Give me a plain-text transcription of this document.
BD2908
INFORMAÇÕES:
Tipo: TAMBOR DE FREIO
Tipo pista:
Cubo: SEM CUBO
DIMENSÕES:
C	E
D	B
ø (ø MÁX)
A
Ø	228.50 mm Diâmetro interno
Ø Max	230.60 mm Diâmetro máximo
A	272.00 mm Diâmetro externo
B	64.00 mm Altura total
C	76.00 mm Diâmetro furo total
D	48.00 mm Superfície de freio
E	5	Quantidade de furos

+ + +

WHAT YOU HAVE TO DO
Read the data above and pull out each line that holds the string "total".

WRITTEN RESPONSE
B	64.00 mm Altura total
C	76.00 mm Diâmetro furo total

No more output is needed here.